▶ [Фрагмент текста]:
_ _ _

Геннадий Бурбулис оказался умелым модератором, и «Трибуна» быстро стала средоточием политической и общественной жизни. Интеллектуалы и активисты овладели душой города. Телевидение МЖК записывало все заседания «Трибуны»: их популярность затмила славу «Голубых огоньков». В СССР тогда не было ничего подобного «Трибуне», и в Свердловск охотно ехали всесоюзно знаменитые герои «борьбы с системой», звёзды нарождающейся демократии.

Заседания «Трибуны» длились по 4–5 часов и собирали до тысячи человек: люди плотно занимали весь зал и стояли вдоль стен, ловили каждое слово. Бывало, свистели и кричали, лезли на сцену, махали самодельными плакатами. Дирижировал симфонией Бурбулис, под локтем которого сидел совет экспертов – тоже невиданное новшество.

«Трибуна» воплощала собою плюрализм, о котором говорили в перестройку, хотя сам уклончивый и многословный Бурбулис был партийным схоластом: просто в те времена либеральный идеолог мог появиться лишь как схоласт. Но и такой плюрализм легко задвинул партию в дальний угол. Обком обижался и подсовывал «Трибуне» плохие залы – маленькие, холодные или на окраинах. И всё равно пропагандисты КПСС проиграли златоустам демократии. Бурбулис не позволял разгораться сварам, однако остановить дискредитацию партии он был не в силах.

Набрав разгон, «Трибуна» от слов быстро перешла к делу. 1 декабря 1988 года стартовали выборы народных депутатов СССР по новому демократическому закону. «Трибуна» включилась в избирательную кампанию, и мировоззренческие споры превратились в предвыборную агитацию. Бурбулис и сам баллотировался в депутаты, был избран и с весны 1989 года стал политиком. А «Трибуна» после выборов утратила драйв. Всё интересное теперь переехало в новый парламент.

Геннадий Бурбулис сделает фантастическую карьеру. В Москве он сблизится с Борисом Ельциным и возглавит его предвыборный штаб на выборах Президента РСФСР, а потом, при Ельцине-президенте, станет вторым человеком в государстве – госсекретарём. Контроль над «доступом к телу» обеспечит Бурбулису негласный титул серого кардинала. Бурбулис станет олицетворением уральского клана – группы свердловчан, которых Ельцин привёл за собой в высшие эшелоны власти.

_ _ _

Записи об областях макета:
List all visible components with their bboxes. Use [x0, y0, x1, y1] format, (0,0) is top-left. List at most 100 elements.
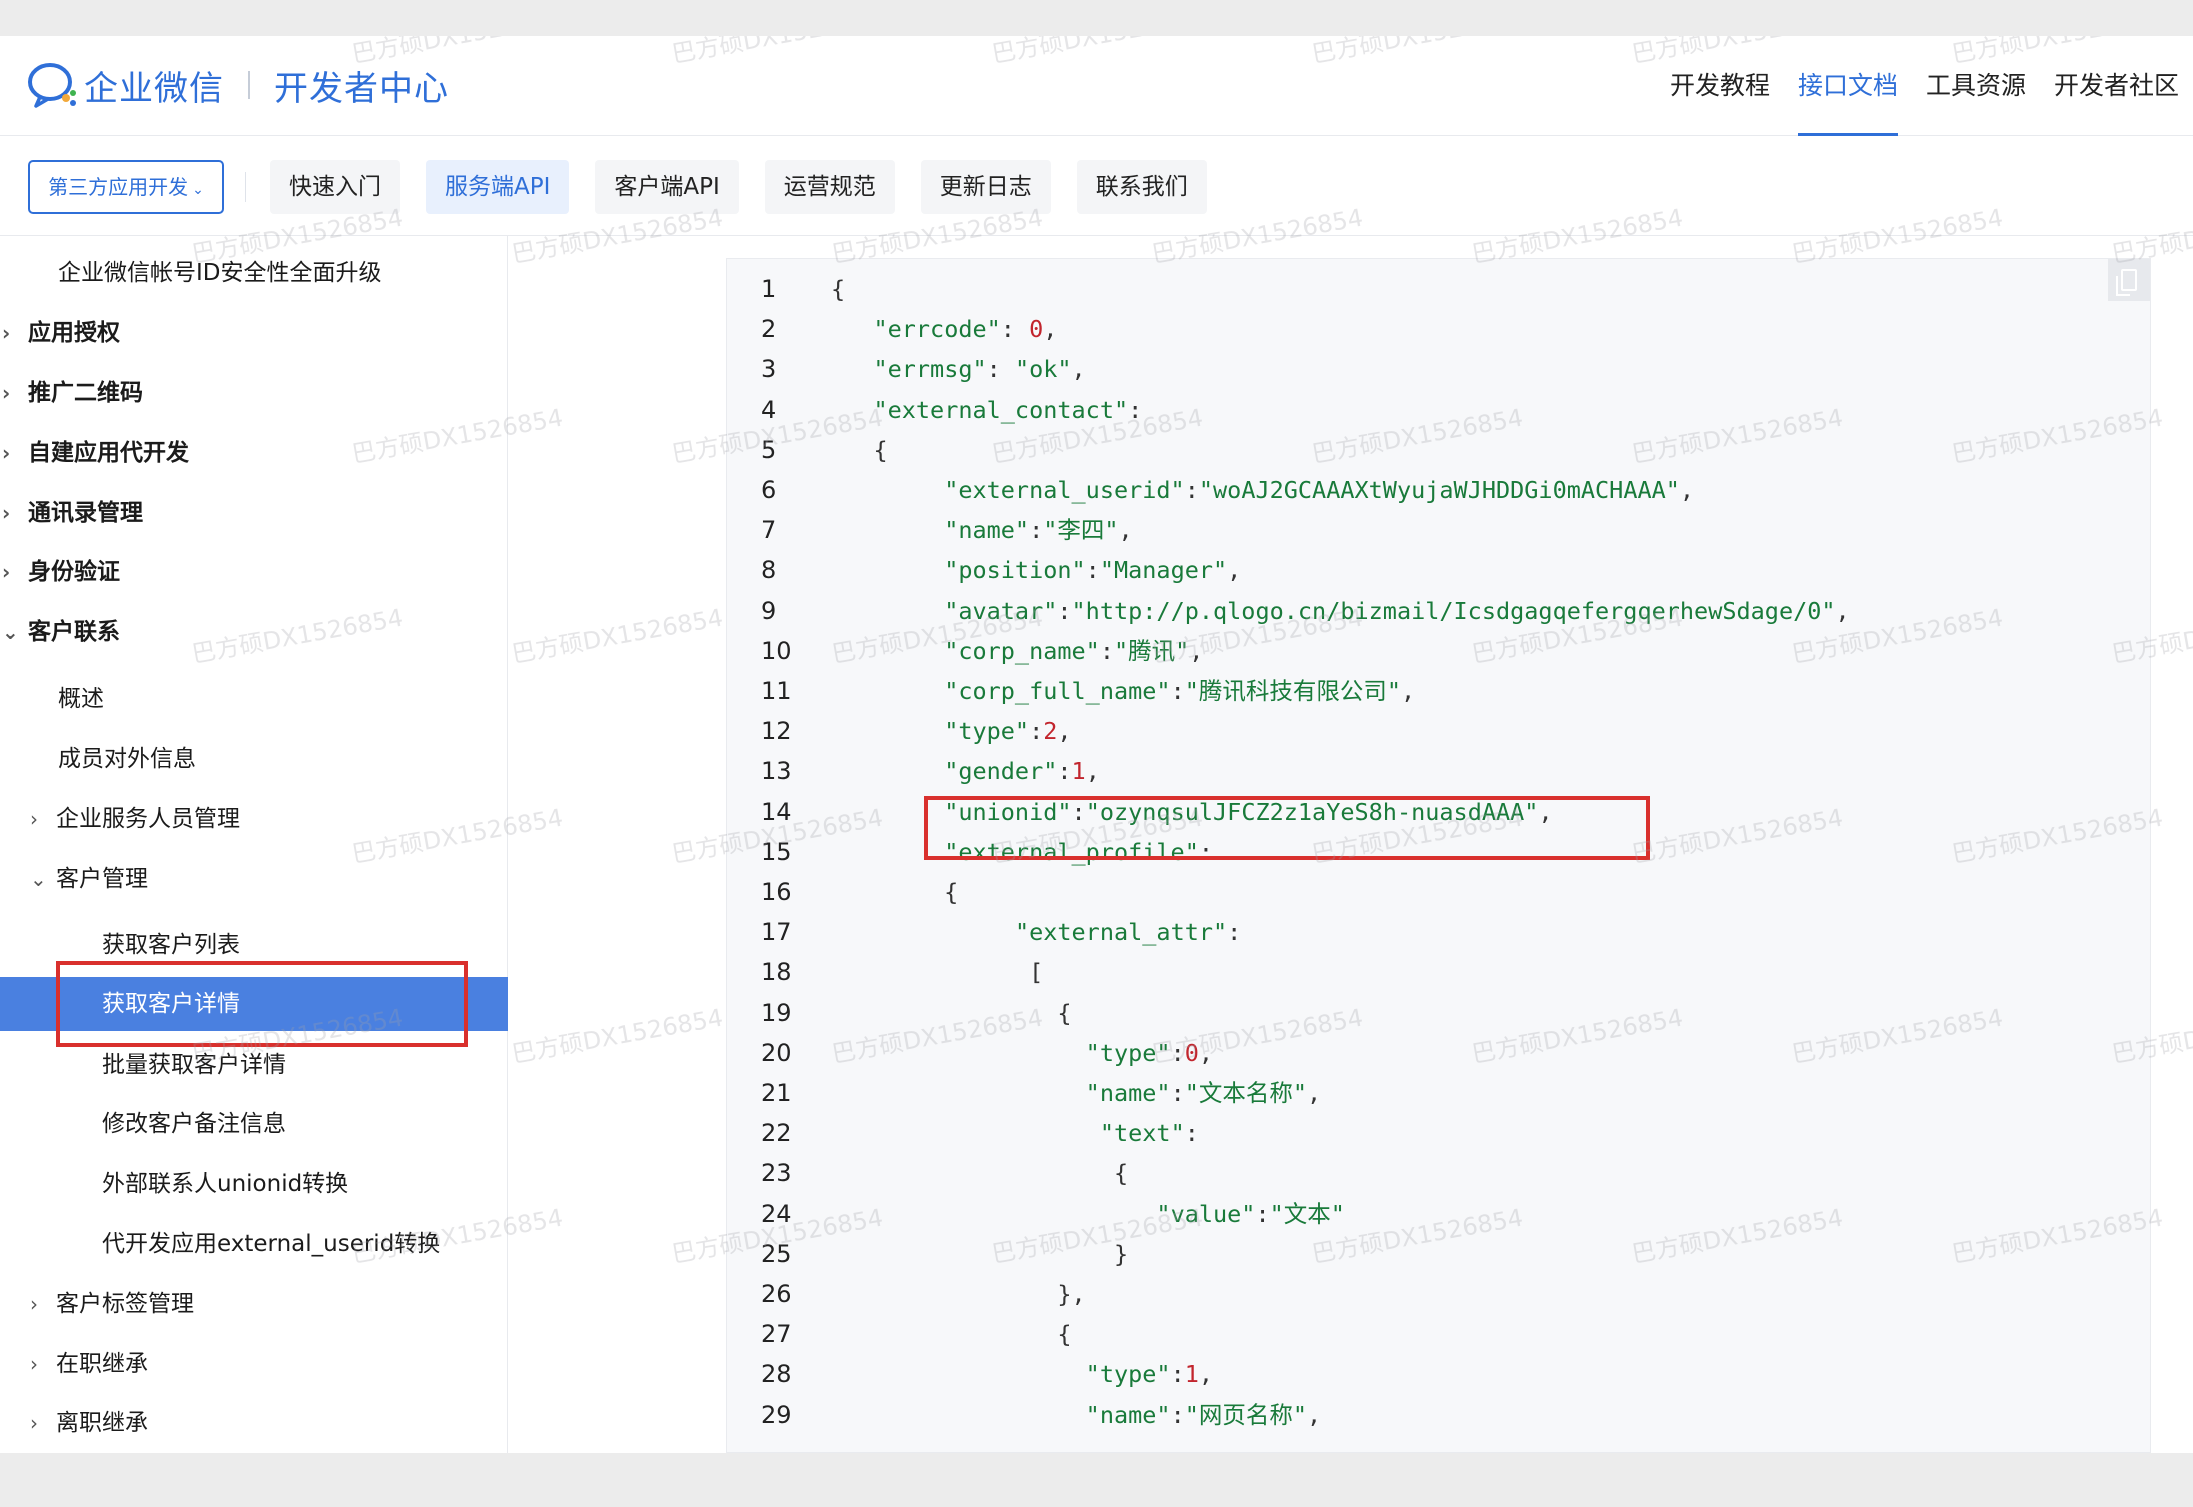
line-number: 11 [761, 677, 792, 705]
code-line: 27 { [727, 1314, 2147, 1354]
highlight-box-sidebar [56, 961, 468, 1047]
subnav-tab[interactable]: 快速入门 [270, 160, 400, 214]
top-nav-item[interactable]: 工具资源 [1926, 36, 2026, 136]
code-line: 7 "name":"李四", [727, 510, 2147, 550]
line-number: 20 [761, 1038, 792, 1067]
sidebar-item-label: 获取客户列表 [102, 932, 240, 958]
line-number: 22 [761, 1119, 792, 1148]
sidebar-item[interactable]: 成员对外信息 [58, 732, 196, 786]
code-line: 21 "name":"文本名称", [727, 1073, 2147, 1113]
sidebar-item-label: 概述 [58, 686, 104, 712]
code-text: { [831, 1159, 1129, 1188]
subnav-tab[interactable]: 联系我们 [1076, 160, 1207, 214]
chevron-right-icon: › [30, 1352, 38, 1376]
top-nav-item[interactable]: 接口文档 [1797, 36, 1898, 136]
sidebar-item[interactable]: › 推广二维码 [2, 366, 143, 420]
sidebar-item[interactable]: › 企业服务人员管理 [30, 792, 240, 846]
code-line: 18 [ [727, 952, 2147, 992]
sidebar-item[interactable]: 企业微信帐号ID安全性全面升级 [58, 246, 382, 300]
code-text: "name":"文本名称", [1085, 1079, 1322, 1107]
chevron-down-icon: ⌄ [192, 182, 204, 198]
page: 企业微信 开发者中心 开发教程 接口文档 工具资源 开发者社区 第三方应用开发 ⌄ 快速… [0, 36, 2193, 1453]
code-line: 2 "errcode": 0, [727, 309, 2147, 349]
sidebar-item[interactable]: › 通讯录管理 [2, 486, 143, 540]
code-text: "external_userid":"woAJ2GCAAAXtWyujaWJHD… [944, 476, 1695, 504]
watermark-text: 巴方硕DX1526854 [509, 1003, 726, 1069]
logo-divider [248, 71, 250, 99]
code-text: "corp_full_name":"腾讯科技有限公司", [944, 677, 1416, 705]
sidebar-item[interactable]: 外部联系人unionid转换 [102, 1157, 348, 1211]
chevron-right-icon: › [2, 560, 11, 584]
sidebar: 企业微信帐号ID安全性全面升级 › 应用授权 › 推广二维码 › 自建应用代开发 › 通讯录管理… [0, 236, 508, 1453]
sidebar-item[interactable]: › 离职继承 [30, 1396, 148, 1450]
top-nav-item[interactable]: 开发教程 [1670, 36, 1770, 136]
logo-text: 企业微信 [84, 68, 224, 109]
subnav-tab[interactable]: 更新日志 [920, 160, 1051, 214]
code-text: "text": [1099, 1119, 1199, 1148]
subnav-tab[interactable]: 服务端API [426, 160, 570, 214]
chevron-right-icon: › [30, 1292, 38, 1316]
code-line: 23 { [727, 1153, 2147, 1193]
line-number: 21 [761, 1079, 792, 1107]
sidebar-item[interactable]: › 应用授权 [2, 306, 120, 360]
code-text: { [831, 1320, 1072, 1349]
sidebar-item[interactable]: 代开发应用external_userid转换 [102, 1217, 440, 1271]
sidebar-item-label: 通讯录管理 [28, 500, 143, 526]
sidebar-item[interactable]: ⌄ 客户联系 [2, 605, 120, 659]
sidebar-item-label: 成员对外信息 [58, 746, 196, 772]
sidebar-item-label: 批量获取客户详情 [102, 1052, 286, 1078]
line-number: 6 [761, 476, 777, 504]
code-line: 28 "type":1, [727, 1354, 2147, 1394]
line-number: 26 [761, 1280, 792, 1308]
line-number: 2 [761, 315, 777, 344]
sidebar-item[interactable]: ⌄ 客户管理 [30, 852, 148, 906]
code-line: 20 "type":0, [727, 1033, 2147, 1073]
sub-nav: 第三方应用开发 ⌄ 快速入门 服务端API 客户端API 运营规范 更新日志 联系我们 [0, 136, 2193, 236]
sidebar-item-label: 身份验证 [28, 559, 120, 585]
line-number: 25 [761, 1239, 792, 1268]
line-number: 13 [761, 757, 792, 786]
line-number: 18 [761, 958, 792, 987]
highlight-box-code [924, 796, 1650, 860]
sidebar-item-label: 自建应用代开发 [28, 440, 189, 466]
code-line: 17 "external_attr": [727, 912, 2147, 952]
code-text: }, [831, 1280, 1086, 1308]
line-number: 9 [761, 596, 777, 625]
code-text: "type":0, [1085, 1038, 1214, 1067]
code-text: "type":2, [944, 717, 1072, 746]
code-text: "value":"文本" [1156, 1199, 1345, 1228]
sidebar-item[interactable]: 修改客户备注信息 [102, 1097, 286, 1151]
sidebar-item[interactable]: › 身份验证 [2, 545, 120, 599]
code-line: 16 { [727, 872, 2147, 912]
sidebar-item[interactable]: › 自建应用代开发 [2, 426, 189, 480]
product-dropdown[interactable]: 第三方应用开发 ⌄ [28, 160, 224, 214]
sidebar-item-label: 客户联系 [28, 619, 120, 645]
code-line: 26 }, [727, 1274, 2147, 1314]
top-nav: 开发教程 接口文档 工具资源 开发者社区 [1656, 36, 2193, 136]
line-number: 28 [761, 1360, 792, 1389]
top-nav-item[interactable]: 开发者社区 [2054, 36, 2179, 136]
code-line: 3 "errmsg": "ok", [727, 349, 2147, 389]
subnav-tab[interactable]: 客户端API [595, 160, 739, 214]
code-line: 29 "name":"网页名称", [727, 1395, 2147, 1435]
watermark-text: 巴方硕DX1526854 [509, 603, 726, 669]
code-text: "corp_name":"腾讯", [944, 636, 1204, 665]
line-number: 5 [761, 435, 777, 464]
sidebar-item[interactable]: › 在职继承 [30, 1337, 148, 1391]
line-number: 17 [761, 918, 792, 947]
chevron-right-icon: › [2, 381, 11, 405]
line-number: 8 [761, 556, 777, 585]
line-number: 27 [761, 1320, 792, 1349]
code-text: "errcode": 0, [873, 315, 1058, 344]
code-line: 13 "gender":1, [727, 751, 2147, 791]
sidebar-item-label: 推广二维码 [28, 380, 143, 406]
code-text: "external_contact": [873, 395, 1143, 424]
code-line: 19 { [727, 993, 2147, 1033]
code-line: 11 "corp_full_name":"腾讯科技有限公司", [727, 671, 2147, 711]
logo[interactable]: 企业微信 开发者中心 [26, 60, 449, 110]
subnav-tab[interactable]: 运营规范 [764, 160, 895, 214]
line-number: 1 [761, 275, 777, 303]
sidebar-item[interactable]: › 客户标签管理 [30, 1277, 194, 1331]
code-line: 25 } [727, 1234, 2147, 1274]
sidebar-item[interactable]: 概述 [58, 672, 104, 726]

_ _ _

▶ [Задания]:
1 – Сколько человек собиралось на заседания «Трибуны», согласно тексту о Бурбулисе и «Трибуне»?
2 – Переименуйте «Свердловск» в «Екатеринбург» и приведите заново часть текста о «Трибуне» от слов «Геннадий Бурбулис оказался» до слов «звёзды нарождающейся демократии.» включительно.

▶ [Разобранные ответы]:
1 – До тысячи человек.

2 –
Геннадий Бурбулис оказался умелым модератором, и «Трибуна» быстро стала средоточием политической и общественной жизни. Интеллектуалы и активисты овладели душой города. Телевидение МЖК записывало все заседания «Трибуны»: их популярность затмила славу «Голубых огоньков». В СССР тогда не было ничего подобного «Трибуне», и в Екатеринбург охотно ехали всесоюзно знаменитые герои «борьбы с системой», звёзды нарождающейся демократии.